THE TASK: Filter the listing below, copying every line in which the word "reforms" appears.
[Start]
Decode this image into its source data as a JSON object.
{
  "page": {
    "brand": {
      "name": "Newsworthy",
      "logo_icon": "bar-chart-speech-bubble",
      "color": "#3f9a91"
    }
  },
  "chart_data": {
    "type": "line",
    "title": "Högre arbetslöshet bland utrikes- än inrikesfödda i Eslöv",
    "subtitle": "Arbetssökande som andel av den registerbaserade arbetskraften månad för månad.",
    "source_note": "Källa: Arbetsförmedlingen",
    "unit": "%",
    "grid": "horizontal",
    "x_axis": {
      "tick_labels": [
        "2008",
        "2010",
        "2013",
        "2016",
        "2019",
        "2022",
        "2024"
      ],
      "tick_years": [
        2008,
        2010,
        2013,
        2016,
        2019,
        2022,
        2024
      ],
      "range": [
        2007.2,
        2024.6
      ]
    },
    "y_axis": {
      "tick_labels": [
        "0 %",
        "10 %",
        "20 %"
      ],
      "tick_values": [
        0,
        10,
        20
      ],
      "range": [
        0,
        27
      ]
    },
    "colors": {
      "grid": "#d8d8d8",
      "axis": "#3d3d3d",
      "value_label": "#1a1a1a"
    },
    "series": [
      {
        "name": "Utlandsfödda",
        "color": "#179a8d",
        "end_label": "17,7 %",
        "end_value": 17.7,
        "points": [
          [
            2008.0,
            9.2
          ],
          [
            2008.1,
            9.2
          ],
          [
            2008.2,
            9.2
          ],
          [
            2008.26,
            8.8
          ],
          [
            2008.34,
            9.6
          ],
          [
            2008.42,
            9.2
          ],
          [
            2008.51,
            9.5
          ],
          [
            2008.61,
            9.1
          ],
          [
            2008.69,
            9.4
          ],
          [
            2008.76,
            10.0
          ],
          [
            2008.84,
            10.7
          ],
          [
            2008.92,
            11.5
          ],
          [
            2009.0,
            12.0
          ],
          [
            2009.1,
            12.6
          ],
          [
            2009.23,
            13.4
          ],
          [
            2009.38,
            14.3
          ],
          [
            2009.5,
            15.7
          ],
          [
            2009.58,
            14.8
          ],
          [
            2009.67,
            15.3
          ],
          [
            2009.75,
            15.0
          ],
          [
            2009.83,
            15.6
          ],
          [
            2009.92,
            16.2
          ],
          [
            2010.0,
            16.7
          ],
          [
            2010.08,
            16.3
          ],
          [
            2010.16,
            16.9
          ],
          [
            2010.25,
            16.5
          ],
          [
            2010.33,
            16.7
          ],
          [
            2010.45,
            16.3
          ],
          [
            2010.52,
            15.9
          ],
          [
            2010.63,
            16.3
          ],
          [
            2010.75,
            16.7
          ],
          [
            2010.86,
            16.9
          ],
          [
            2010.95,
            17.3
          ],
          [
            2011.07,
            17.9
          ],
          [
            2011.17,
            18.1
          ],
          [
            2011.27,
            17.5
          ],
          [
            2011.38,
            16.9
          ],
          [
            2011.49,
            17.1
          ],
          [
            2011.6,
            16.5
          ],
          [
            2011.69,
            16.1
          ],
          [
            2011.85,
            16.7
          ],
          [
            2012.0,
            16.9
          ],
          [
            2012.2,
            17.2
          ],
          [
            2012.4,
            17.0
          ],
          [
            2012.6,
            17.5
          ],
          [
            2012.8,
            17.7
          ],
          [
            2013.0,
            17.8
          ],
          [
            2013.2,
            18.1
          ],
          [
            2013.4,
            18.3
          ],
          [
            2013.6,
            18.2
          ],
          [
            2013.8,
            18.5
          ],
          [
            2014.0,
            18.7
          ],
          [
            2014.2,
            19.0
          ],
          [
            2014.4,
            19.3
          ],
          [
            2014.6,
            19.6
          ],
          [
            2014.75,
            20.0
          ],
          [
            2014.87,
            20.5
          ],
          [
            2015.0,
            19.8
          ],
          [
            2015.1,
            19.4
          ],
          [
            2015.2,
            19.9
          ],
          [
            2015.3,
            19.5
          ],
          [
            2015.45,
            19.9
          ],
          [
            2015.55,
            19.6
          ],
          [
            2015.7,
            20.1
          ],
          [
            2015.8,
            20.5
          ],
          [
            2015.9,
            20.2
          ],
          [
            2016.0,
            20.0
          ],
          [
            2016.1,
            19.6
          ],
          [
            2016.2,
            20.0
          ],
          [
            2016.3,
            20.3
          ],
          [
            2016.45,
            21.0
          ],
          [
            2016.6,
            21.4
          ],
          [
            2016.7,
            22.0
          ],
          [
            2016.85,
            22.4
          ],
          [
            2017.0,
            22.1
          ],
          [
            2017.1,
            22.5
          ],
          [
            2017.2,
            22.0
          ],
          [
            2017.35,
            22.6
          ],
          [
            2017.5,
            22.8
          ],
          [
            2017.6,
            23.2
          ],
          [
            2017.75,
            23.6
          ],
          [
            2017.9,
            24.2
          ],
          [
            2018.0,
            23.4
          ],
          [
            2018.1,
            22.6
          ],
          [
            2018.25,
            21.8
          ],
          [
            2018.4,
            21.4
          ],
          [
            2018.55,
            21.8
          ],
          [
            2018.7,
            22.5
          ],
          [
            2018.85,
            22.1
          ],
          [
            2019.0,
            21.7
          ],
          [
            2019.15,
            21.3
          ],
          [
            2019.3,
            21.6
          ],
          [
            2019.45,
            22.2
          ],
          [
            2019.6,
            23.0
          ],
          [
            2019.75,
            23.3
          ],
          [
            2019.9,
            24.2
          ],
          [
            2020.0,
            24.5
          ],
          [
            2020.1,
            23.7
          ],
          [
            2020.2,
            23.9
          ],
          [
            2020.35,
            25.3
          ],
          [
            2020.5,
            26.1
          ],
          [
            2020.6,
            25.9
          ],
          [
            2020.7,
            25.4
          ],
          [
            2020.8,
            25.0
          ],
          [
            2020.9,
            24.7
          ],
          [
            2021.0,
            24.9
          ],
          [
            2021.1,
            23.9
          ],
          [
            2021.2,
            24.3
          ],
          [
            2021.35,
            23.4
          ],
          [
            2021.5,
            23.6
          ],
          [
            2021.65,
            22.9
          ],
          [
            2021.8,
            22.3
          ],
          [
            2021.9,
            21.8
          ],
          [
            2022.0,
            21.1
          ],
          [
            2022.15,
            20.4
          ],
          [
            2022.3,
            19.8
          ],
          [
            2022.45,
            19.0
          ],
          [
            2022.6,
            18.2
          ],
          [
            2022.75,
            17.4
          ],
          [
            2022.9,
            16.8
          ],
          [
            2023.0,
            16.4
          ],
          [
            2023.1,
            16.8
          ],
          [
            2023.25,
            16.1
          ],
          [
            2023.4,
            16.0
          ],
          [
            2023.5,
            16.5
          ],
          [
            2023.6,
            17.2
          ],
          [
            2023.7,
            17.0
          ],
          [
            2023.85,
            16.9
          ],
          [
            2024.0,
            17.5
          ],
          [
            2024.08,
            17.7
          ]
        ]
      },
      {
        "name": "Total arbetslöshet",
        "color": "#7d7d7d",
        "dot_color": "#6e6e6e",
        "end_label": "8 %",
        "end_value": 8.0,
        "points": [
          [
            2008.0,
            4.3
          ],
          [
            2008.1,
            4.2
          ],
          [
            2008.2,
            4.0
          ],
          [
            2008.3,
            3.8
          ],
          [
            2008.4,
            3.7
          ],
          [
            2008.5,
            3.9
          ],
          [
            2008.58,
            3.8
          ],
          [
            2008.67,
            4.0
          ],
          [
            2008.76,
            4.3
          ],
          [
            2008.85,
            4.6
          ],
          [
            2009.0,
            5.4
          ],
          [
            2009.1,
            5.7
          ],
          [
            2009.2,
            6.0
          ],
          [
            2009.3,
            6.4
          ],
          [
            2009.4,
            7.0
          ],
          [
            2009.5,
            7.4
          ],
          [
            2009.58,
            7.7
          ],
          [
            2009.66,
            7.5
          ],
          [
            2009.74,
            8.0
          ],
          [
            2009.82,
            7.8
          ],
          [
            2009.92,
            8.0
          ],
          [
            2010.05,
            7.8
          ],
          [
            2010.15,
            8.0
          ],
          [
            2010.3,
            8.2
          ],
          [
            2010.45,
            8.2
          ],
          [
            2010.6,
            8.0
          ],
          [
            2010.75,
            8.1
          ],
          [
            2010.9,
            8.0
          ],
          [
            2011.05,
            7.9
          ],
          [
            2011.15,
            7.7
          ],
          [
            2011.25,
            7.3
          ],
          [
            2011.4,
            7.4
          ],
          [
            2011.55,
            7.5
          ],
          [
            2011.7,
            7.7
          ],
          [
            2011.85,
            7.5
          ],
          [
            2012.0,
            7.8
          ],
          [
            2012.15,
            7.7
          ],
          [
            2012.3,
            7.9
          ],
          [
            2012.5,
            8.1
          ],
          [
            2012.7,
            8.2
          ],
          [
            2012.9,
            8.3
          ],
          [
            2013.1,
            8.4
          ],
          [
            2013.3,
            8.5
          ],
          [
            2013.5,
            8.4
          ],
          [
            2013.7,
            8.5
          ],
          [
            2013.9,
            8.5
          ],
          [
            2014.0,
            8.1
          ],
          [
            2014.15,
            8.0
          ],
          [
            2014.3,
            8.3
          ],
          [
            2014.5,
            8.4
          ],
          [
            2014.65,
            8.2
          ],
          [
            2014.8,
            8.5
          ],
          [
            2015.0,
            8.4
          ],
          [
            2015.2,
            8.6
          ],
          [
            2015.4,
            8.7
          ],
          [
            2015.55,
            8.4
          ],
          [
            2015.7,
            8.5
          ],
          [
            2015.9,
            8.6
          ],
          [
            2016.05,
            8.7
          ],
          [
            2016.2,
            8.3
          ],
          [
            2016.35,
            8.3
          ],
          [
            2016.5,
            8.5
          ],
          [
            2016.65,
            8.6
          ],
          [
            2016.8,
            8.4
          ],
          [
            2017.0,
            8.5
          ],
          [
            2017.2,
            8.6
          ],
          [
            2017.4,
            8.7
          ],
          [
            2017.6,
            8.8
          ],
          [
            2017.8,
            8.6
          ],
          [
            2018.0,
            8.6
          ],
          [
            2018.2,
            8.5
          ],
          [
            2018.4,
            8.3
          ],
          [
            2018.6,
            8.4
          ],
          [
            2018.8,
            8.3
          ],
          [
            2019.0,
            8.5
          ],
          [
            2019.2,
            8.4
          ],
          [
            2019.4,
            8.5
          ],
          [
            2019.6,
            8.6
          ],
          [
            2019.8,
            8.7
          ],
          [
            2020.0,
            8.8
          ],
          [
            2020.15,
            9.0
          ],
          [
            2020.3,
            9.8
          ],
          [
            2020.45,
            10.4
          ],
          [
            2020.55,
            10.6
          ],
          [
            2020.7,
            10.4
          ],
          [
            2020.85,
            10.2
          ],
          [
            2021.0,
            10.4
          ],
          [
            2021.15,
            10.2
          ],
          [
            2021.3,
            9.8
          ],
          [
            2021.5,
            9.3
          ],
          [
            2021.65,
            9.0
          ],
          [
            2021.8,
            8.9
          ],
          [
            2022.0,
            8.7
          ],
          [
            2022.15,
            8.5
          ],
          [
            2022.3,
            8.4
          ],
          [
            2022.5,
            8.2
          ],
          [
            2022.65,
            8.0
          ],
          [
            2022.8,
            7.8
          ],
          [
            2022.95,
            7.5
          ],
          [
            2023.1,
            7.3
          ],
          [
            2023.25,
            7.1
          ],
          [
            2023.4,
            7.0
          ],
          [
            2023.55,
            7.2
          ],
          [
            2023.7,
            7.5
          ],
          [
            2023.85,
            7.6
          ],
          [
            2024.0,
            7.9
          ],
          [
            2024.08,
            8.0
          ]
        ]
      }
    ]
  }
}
[End]
[Start]
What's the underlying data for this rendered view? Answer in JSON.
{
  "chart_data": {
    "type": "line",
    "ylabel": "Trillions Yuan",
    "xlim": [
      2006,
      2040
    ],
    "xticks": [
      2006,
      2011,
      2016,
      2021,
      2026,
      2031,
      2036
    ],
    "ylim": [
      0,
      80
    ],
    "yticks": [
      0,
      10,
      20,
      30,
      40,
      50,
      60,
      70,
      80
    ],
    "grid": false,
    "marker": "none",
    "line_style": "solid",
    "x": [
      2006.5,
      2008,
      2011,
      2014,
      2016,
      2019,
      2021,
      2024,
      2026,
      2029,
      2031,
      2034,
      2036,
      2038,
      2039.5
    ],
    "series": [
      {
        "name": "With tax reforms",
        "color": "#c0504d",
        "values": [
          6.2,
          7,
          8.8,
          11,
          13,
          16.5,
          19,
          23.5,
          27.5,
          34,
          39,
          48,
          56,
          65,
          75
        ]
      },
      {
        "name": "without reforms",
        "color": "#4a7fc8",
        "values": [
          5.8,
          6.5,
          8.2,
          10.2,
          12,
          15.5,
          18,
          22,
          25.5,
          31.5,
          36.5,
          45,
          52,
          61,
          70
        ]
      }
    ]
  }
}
[End]
SOLUTION TO THE EXERCISE:
        "name": "With tax reforms",
        "name": "without reforms",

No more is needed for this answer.